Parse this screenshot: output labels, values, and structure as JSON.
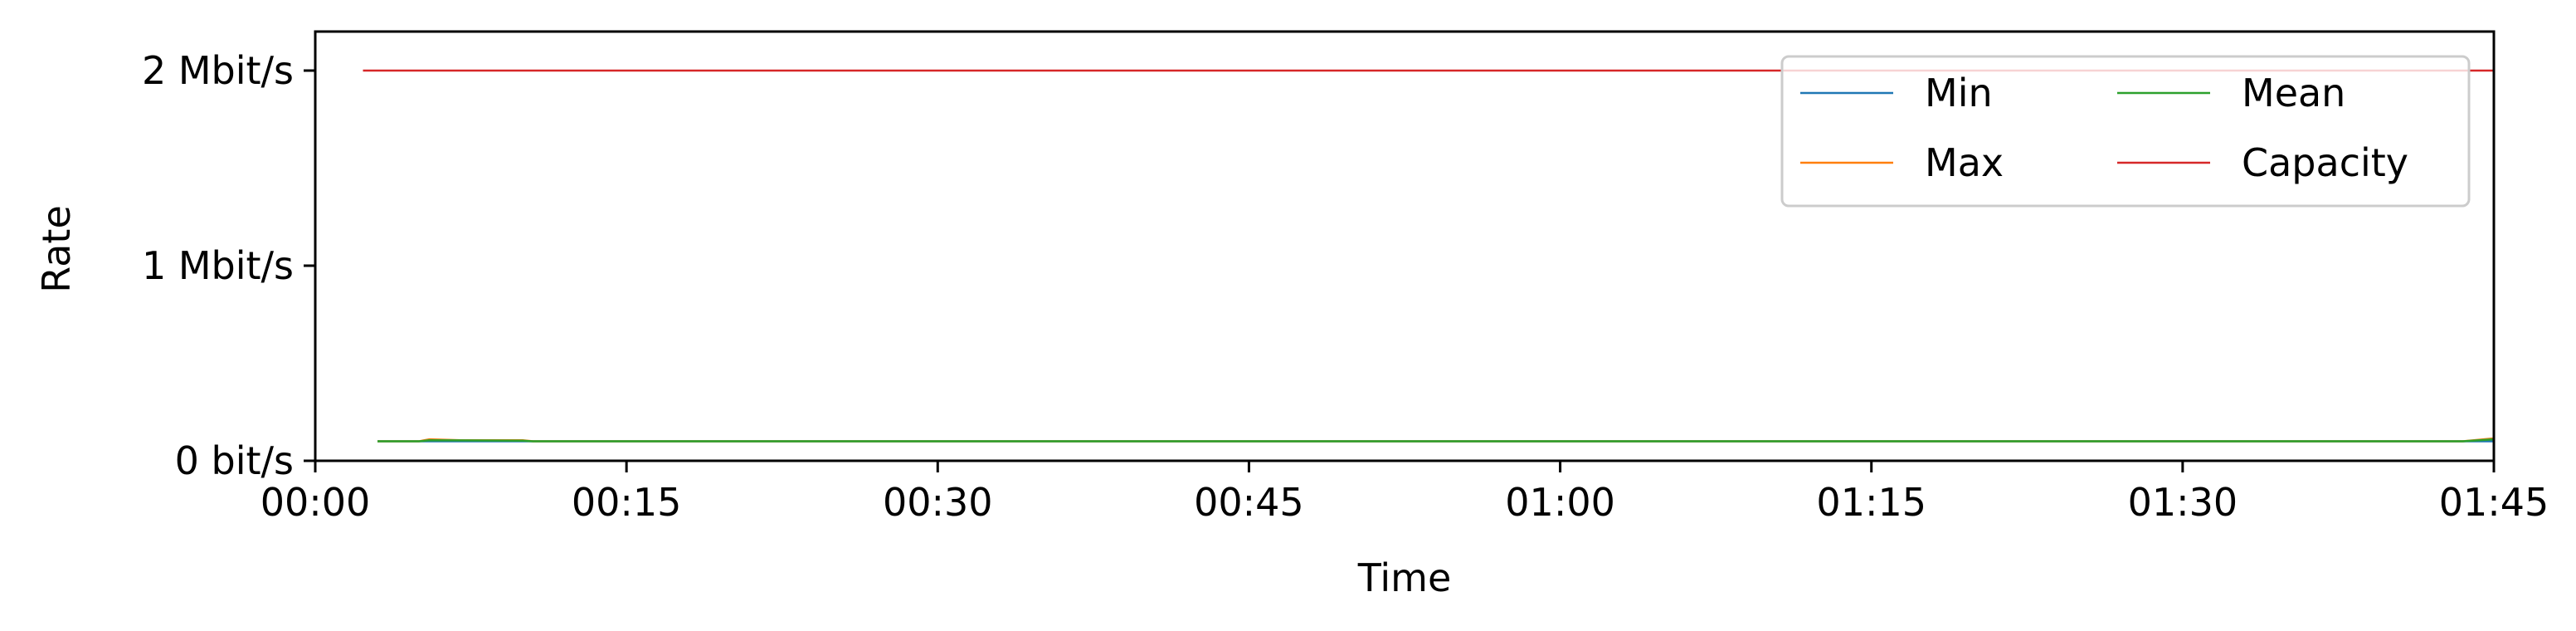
{
  "chart_data": {
    "type": "line",
    "xlabel": "Time",
    "ylabel": "Rate",
    "x_unit": "minutes",
    "xlim": [
      0,
      105
    ],
    "ylim": [
      0,
      2.2
    ],
    "y_unit": "Mbit/s",
    "x_ticks": [
      {
        "value": 0,
        "label": "00:00"
      },
      {
        "value": 15,
        "label": "00:15"
      },
      {
        "value": 30,
        "label": "00:30"
      },
      {
        "value": 45,
        "label": "00:45"
      },
      {
        "value": 60,
        "label": "01:00"
      },
      {
        "value": 75,
        "label": "01:15"
      },
      {
        "value": 90,
        "label": "01:30"
      },
      {
        "value": 105,
        "label": "01:45"
      }
    ],
    "y_ticks": [
      {
        "value": 0,
        "label": "0 bit/s"
      },
      {
        "value": 1,
        "label": "1 Mbit/s"
      },
      {
        "value": 2,
        "label": "2 Mbit/s"
      }
    ],
    "grid": false,
    "legend": {
      "placement": "top-right",
      "columns": 2
    },
    "series": [
      {
        "name": "Min",
        "color": "#1f77b4",
        "points": [
          [
            3,
            0.1
          ],
          [
            10,
            0.1
          ],
          [
            20,
            0.1
          ],
          [
            40,
            0.1
          ],
          [
            60,
            0.1
          ],
          [
            80,
            0.1
          ],
          [
            100,
            0.1
          ],
          [
            104,
            0.1
          ],
          [
            105,
            0.1
          ]
        ]
      },
      {
        "name": "Max",
        "color": "#ff7f0e",
        "points": [
          [
            3,
            0.1
          ],
          [
            5,
            0.1
          ],
          [
            5.5,
            0.11
          ],
          [
            7,
            0.105
          ],
          [
            10,
            0.105
          ],
          [
            10.5,
            0.1
          ],
          [
            20,
            0.1
          ],
          [
            40,
            0.1
          ],
          [
            60,
            0.1
          ],
          [
            80,
            0.1
          ],
          [
            100,
            0.1
          ],
          [
            103.5,
            0.1
          ],
          [
            105,
            0.115
          ]
        ]
      },
      {
        "name": "Mean",
        "color": "#2ca02c",
        "points": [
          [
            3,
            0.1
          ],
          [
            5,
            0.1
          ],
          [
            5.5,
            0.105
          ],
          [
            10,
            0.103
          ],
          [
            10.5,
            0.1
          ],
          [
            20,
            0.1
          ],
          [
            40,
            0.1
          ],
          [
            60,
            0.1
          ],
          [
            80,
            0.1
          ],
          [
            100,
            0.1
          ],
          [
            103.5,
            0.1
          ],
          [
            105,
            0.11
          ]
        ]
      },
      {
        "name": "Capacity",
        "color": "#d62728",
        "points": [
          [
            2.3,
            2.0
          ],
          [
            105,
            2.0
          ]
        ]
      }
    ]
  }
}
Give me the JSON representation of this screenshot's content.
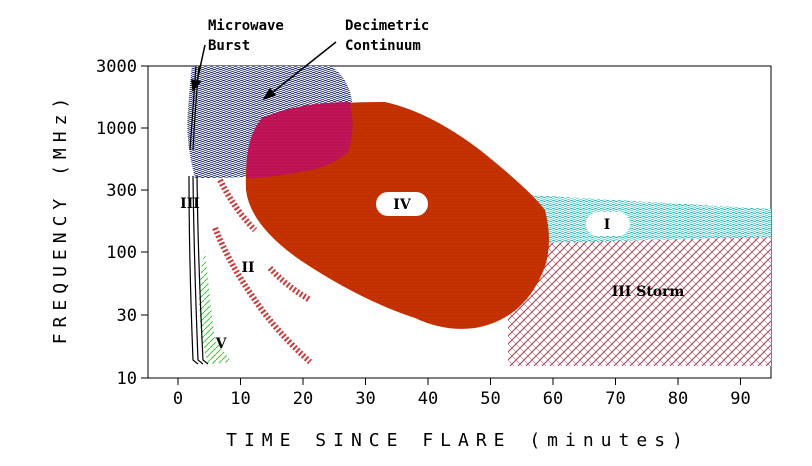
{
  "diagram": {
    "x_axis_title": "TIME SINCE FLARE (minutes)",
    "y_axis_title": "FREQUENCY (MHz)",
    "x_ticks": [
      "0",
      "10",
      "20",
      "30",
      "40",
      "50",
      "60",
      "70",
      "80",
      "90"
    ],
    "y_ticks": [
      "3000",
      "1000",
      "300",
      "100",
      "30",
      "10"
    ],
    "annotations": {
      "microwave": "Microwave\nBurst",
      "decimetric": "Decimetric\nContinuum"
    },
    "regions": [
      {
        "id": "type-iii",
        "label": "III",
        "color": "#000000"
      },
      {
        "id": "type-ii",
        "label": "II",
        "color": "#c83c3c"
      },
      {
        "id": "type-iv",
        "label": "IV",
        "color": "#c83200"
      },
      {
        "id": "type-v",
        "label": "V",
        "color": "#3cc83c"
      },
      {
        "id": "type-i",
        "label": "I",
        "color": "#28b4b4"
      },
      {
        "id": "storm",
        "label": "III Storm",
        "color": "#a0283c"
      },
      {
        "id": "decimetric-continuum",
        "label": "",
        "color": "#1e286e"
      },
      {
        "id": "overlap",
        "label": "",
        "color": "#c8145a"
      }
    ]
  }
}
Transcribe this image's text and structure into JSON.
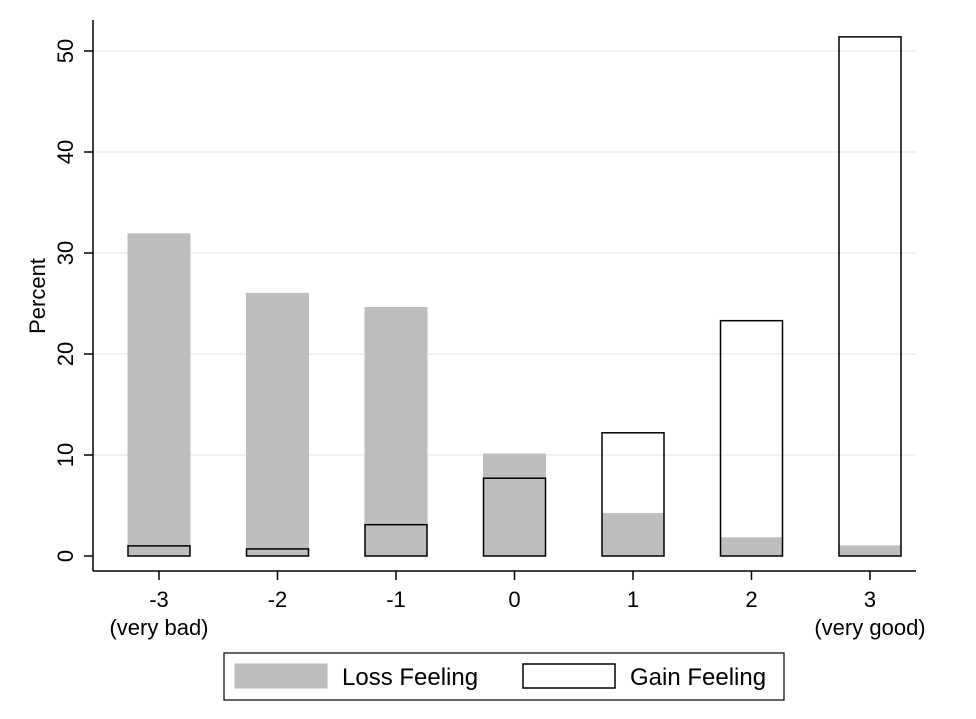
{
  "chart_data": {
    "type": "bar",
    "ylabel": "Percent",
    "xlabel": "",
    "ylim": [
      0,
      52
    ],
    "yticks": [
      0,
      10,
      20,
      30,
      40,
      50
    ],
    "categories": [
      "-3",
      "-2",
      "-1",
      "0",
      "1",
      "2",
      "3"
    ],
    "category_sublabels": [
      "(very bad)",
      "",
      "",
      "",
      "",
      "",
      "(very good)"
    ],
    "series": [
      {
        "name": "Loss Feeling",
        "fill": "#bebebe",
        "stroke": "#bebebe",
        "values": [
          31.9,
          26.0,
          24.6,
          10.1,
          4.2,
          1.8,
          1.0
        ]
      },
      {
        "name": "Gain Feeling",
        "fill": "none",
        "stroke": "#000000",
        "values": [
          1.0,
          0.7,
          3.1,
          7.7,
          12.2,
          23.3,
          51.4
        ]
      }
    ],
    "grid": true,
    "gridlines": "horizontal",
    "grid_color": "#e8eff0",
    "legend": "bottom"
  }
}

Short task: Reproduce the entries above word for word. Pictures stay out.

Task output:
Parse this screenshot: output labels, values, and structure as JSON.
{
  "chart_data": {
    "type": "line",
    "xlabel": "Time",
    "ylabel": "Rate",
    "x_unit": "minutes",
    "xlim": [
      0,
      105
    ],
    "ylim": [
      0,
      2.2
    ],
    "y_unit": "Mbit/s",
    "x_ticks": [
      {
        "value": 0,
        "label": "00:00"
      },
      {
        "value": 15,
        "label": "00:15"
      },
      {
        "value": 30,
        "label": "00:30"
      },
      {
        "value": 45,
        "label": "00:45"
      },
      {
        "value": 60,
        "label": "01:00"
      },
      {
        "value": 75,
        "label": "01:15"
      },
      {
        "value": 90,
        "label": "01:30"
      },
      {
        "value": 105,
        "label": "01:45"
      }
    ],
    "y_ticks": [
      {
        "value": 0,
        "label": "0 bit/s"
      },
      {
        "value": 1,
        "label": "1 Mbit/s"
      },
      {
        "value": 2,
        "label": "2 Mbit/s"
      }
    ],
    "grid": false,
    "legend": {
      "placement": "top-right",
      "columns": 2
    },
    "series": [
      {
        "name": "Min",
        "color": "#1f77b4",
        "points": [
          [
            3,
            0.1
          ],
          [
            10,
            0.1
          ],
          [
            20,
            0.1
          ],
          [
            40,
            0.1
          ],
          [
            60,
            0.1
          ],
          [
            80,
            0.1
          ],
          [
            100,
            0.1
          ],
          [
            104,
            0.1
          ],
          [
            105,
            0.1
          ]
        ]
      },
      {
        "name": "Max",
        "color": "#ff7f0e",
        "points": [
          [
            3,
            0.1
          ],
          [
            5,
            0.1
          ],
          [
            5.5,
            0.11
          ],
          [
            7,
            0.105
          ],
          [
            10,
            0.105
          ],
          [
            10.5,
            0.1
          ],
          [
            20,
            0.1
          ],
          [
            40,
            0.1
          ],
          [
            60,
            0.1
          ],
          [
            80,
            0.1
          ],
          [
            100,
            0.1
          ],
          [
            103.5,
            0.1
          ],
          [
            105,
            0.115
          ]
        ]
      },
      {
        "name": "Mean",
        "color": "#2ca02c",
        "points": [
          [
            3,
            0.1
          ],
          [
            5,
            0.1
          ],
          [
            5.5,
            0.105
          ],
          [
            10,
            0.103
          ],
          [
            10.5,
            0.1
          ],
          [
            20,
            0.1
          ],
          [
            40,
            0.1
          ],
          [
            60,
            0.1
          ],
          [
            80,
            0.1
          ],
          [
            100,
            0.1
          ],
          [
            103.5,
            0.1
          ],
          [
            105,
            0.11
          ]
        ]
      },
      {
        "name": "Capacity",
        "color": "#d62728",
        "points": [
          [
            2.3,
            2.0
          ],
          [
            105,
            2.0
          ]
        ]
      }
    ]
  }
}
Give me the JSON representation of this screenshot's content.
{
  "diagram": {
    "x_axis_title": "TIME SINCE FLARE (minutes)",
    "y_axis_title": "FREQUENCY (MHz)",
    "x_ticks": [
      "0",
      "10",
      "20",
      "30",
      "40",
      "50",
      "60",
      "70",
      "80",
      "90"
    ],
    "y_ticks": [
      "3000",
      "1000",
      "300",
      "100",
      "30",
      "10"
    ],
    "annotations": {
      "microwave": "Microwave\nBurst",
      "decimetric": "Decimetric\nContinuum"
    },
    "regions": [
      {
        "id": "type-iii",
        "label": "III",
        "color": "#000000"
      },
      {
        "id": "type-ii",
        "label": "II",
        "color": "#c83c3c"
      },
      {
        "id": "type-iv",
        "label": "IV",
        "color": "#c83200"
      },
      {
        "id": "type-v",
        "label": "V",
        "color": "#3cc83c"
      },
      {
        "id": "type-i",
        "label": "I",
        "color": "#28b4b4"
      },
      {
        "id": "storm",
        "label": "III Storm",
        "color": "#a0283c"
      },
      {
        "id": "decimetric-continuum",
        "label": "",
        "color": "#1e286e"
      },
      {
        "id": "overlap",
        "label": "",
        "color": "#c8145a"
      }
    ]
  }
}
Transcribe this image's text and structure into JSON.
{
  "chart_data": {
    "type": "bar",
    "ylabel": "Percent",
    "xlabel": "",
    "ylim": [
      0,
      52
    ],
    "yticks": [
      0,
      10,
      20,
      30,
      40,
      50
    ],
    "categories": [
      "-3",
      "-2",
      "-1",
      "0",
      "1",
      "2",
      "3"
    ],
    "category_sublabels": [
      "(very bad)",
      "",
      "",
      "",
      "",
      "",
      "(very good)"
    ],
    "series": [
      {
        "name": "Loss Feeling",
        "fill": "#bebebe",
        "stroke": "#bebebe",
        "values": [
          31.9,
          26.0,
          24.6,
          10.1,
          4.2,
          1.8,
          1.0
        ]
      },
      {
        "name": "Gain Feeling",
        "fill": "none",
        "stroke": "#000000",
        "values": [
          1.0,
          0.7,
          3.1,
          7.7,
          12.2,
          23.3,
          51.4
        ]
      }
    ],
    "grid": true,
    "gridlines": "horizontal",
    "grid_color": "#e8eff0",
    "legend": "bottom"
  }
}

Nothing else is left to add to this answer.